### Stored data:
= = = = = = =

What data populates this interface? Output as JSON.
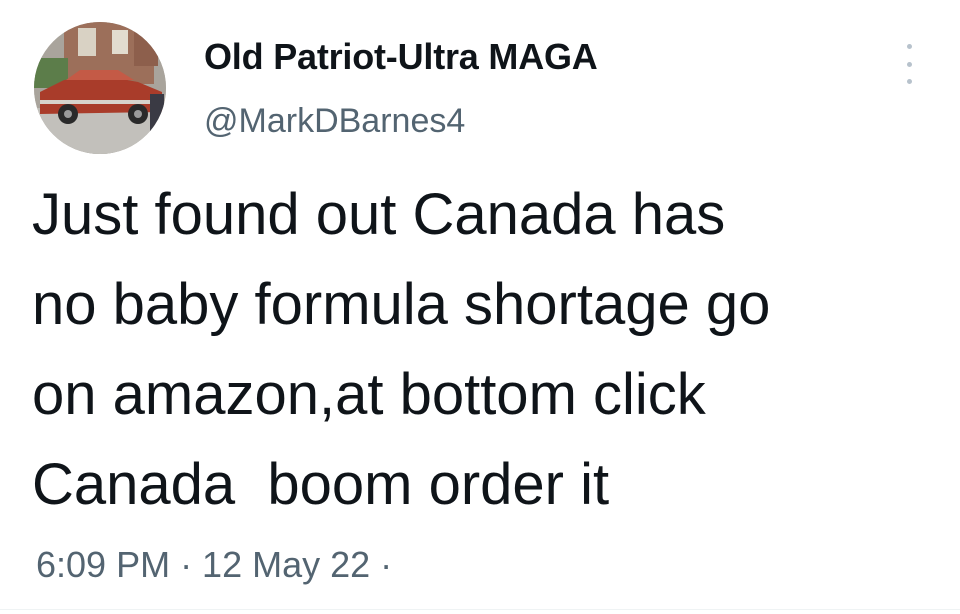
{
  "tweet": {
    "display_name": "Old Patriot-Ultra MAGA",
    "handle": "@MarkDBarnes4",
    "text": "Just found out Canada has\nno baby formula shortage go\non amazon,at bottom click\nCanada  boom order it",
    "meta": "6:09 PM · 12 May 22 ·",
    "avatar_icon": "profile-photo-classic-car",
    "more_icon": "more-vertical-icon"
  },
  "colors": {
    "text_primary": "#0f1419",
    "text_secondary": "#536471",
    "more_dots": "#b7c2cc"
  }
}
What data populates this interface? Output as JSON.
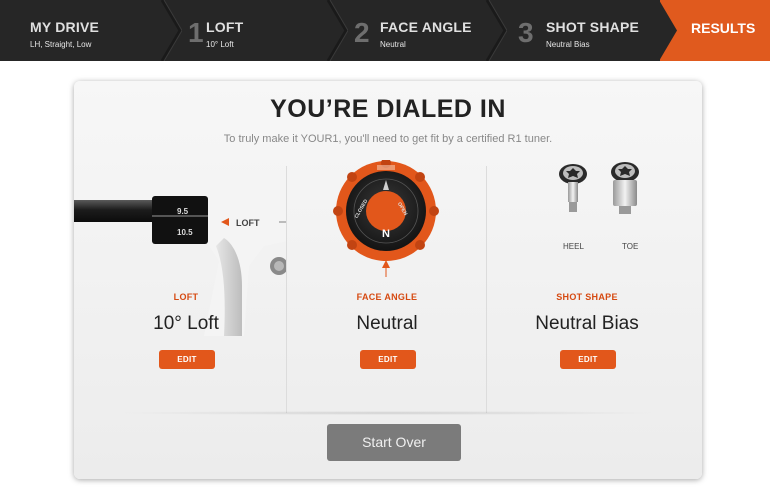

= = = = = = =

### TASK GOAL:
Transcribe the listing in full and omit the pictures.

### RESPONSE TO THE TASK:
What data populates this interface? Output as JSON.
{
  "tweet": {
    "display_name": "Old Patriot-Ultra MAGA",
    "handle": "@MarkDBarnes4",
    "text": "Just found out Canada has\nno baby formula shortage go\non amazon,at bottom click\nCanada  boom order it",
    "meta": "6:09 PM · 12 May 22 ·",
    "avatar_icon": "profile-photo-classic-car",
    "more_icon": "more-vertical-icon"
  },
  "colors": {
    "text_primary": "#0f1419",
    "text_secondary": "#536471",
    "more_dots": "#b7c2cc"
  }
}
What data populates this interface? Output as JSON.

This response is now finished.